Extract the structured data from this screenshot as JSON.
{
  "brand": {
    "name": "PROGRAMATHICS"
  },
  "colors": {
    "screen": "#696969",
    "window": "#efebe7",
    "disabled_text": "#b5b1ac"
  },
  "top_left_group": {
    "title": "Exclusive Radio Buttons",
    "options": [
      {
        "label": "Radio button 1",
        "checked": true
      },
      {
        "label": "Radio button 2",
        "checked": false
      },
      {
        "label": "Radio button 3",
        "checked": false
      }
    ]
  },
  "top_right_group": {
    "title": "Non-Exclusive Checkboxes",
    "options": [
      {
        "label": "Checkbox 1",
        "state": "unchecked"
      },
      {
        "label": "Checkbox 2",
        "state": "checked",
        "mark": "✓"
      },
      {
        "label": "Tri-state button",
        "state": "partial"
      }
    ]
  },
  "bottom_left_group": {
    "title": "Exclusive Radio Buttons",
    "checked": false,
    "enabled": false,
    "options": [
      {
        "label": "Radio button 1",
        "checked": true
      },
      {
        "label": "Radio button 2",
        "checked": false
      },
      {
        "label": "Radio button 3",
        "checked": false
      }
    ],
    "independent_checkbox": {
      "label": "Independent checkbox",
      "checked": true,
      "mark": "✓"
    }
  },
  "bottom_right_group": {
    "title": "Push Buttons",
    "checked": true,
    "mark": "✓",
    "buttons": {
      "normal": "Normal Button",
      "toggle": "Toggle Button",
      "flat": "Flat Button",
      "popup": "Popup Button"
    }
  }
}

## To be done
Output an exact copy of each record.

## Exercise response
Extract the structured data from this screenshot as JSON.
{
  "brand": {
    "name": "PROGRAMATHICS"
  },
  "colors": {
    "screen": "#696969",
    "window": "#efebe7",
    "disabled_text": "#b5b1ac"
  },
  "top_left_group": {
    "title": "Exclusive Radio Buttons",
    "options": [
      {
        "label": "Radio button 1",
        "checked": true
      },
      {
        "label": "Radio button 2",
        "checked": false
      },
      {
        "label": "Radio button 3",
        "checked": false
      }
    ]
  },
  "top_right_group": {
    "title": "Non-Exclusive Checkboxes",
    "options": [
      {
        "label": "Checkbox 1",
        "state": "unchecked"
      },
      {
        "label": "Checkbox 2",
        "state": "checked",
        "mark": "✓"
      },
      {
        "label": "Tri-state button",
        "state": "partial"
      }
    ]
  },
  "bottom_left_group": {
    "title": "Exclusive Radio Buttons",
    "checked": false,
    "enabled": false,
    "options": [
      {
        "label": "Radio button 1",
        "checked": true
      },
      {
        "label": "Radio button 2",
        "checked": false
      },
      {
        "label": "Radio button 3",
        "checked": false
      }
    ],
    "independent_checkbox": {
      "label": "Independent checkbox",
      "checked": true,
      "mark": "✓"
    }
  },
  "bottom_right_group": {
    "title": "Push Buttons",
    "checked": true,
    "mark": "✓",
    "buttons": {
      "normal": "Normal Button",
      "toggle": "Toggle Button",
      "flat": "Flat Button",
      "popup": "Popup Button"
    }
  }
}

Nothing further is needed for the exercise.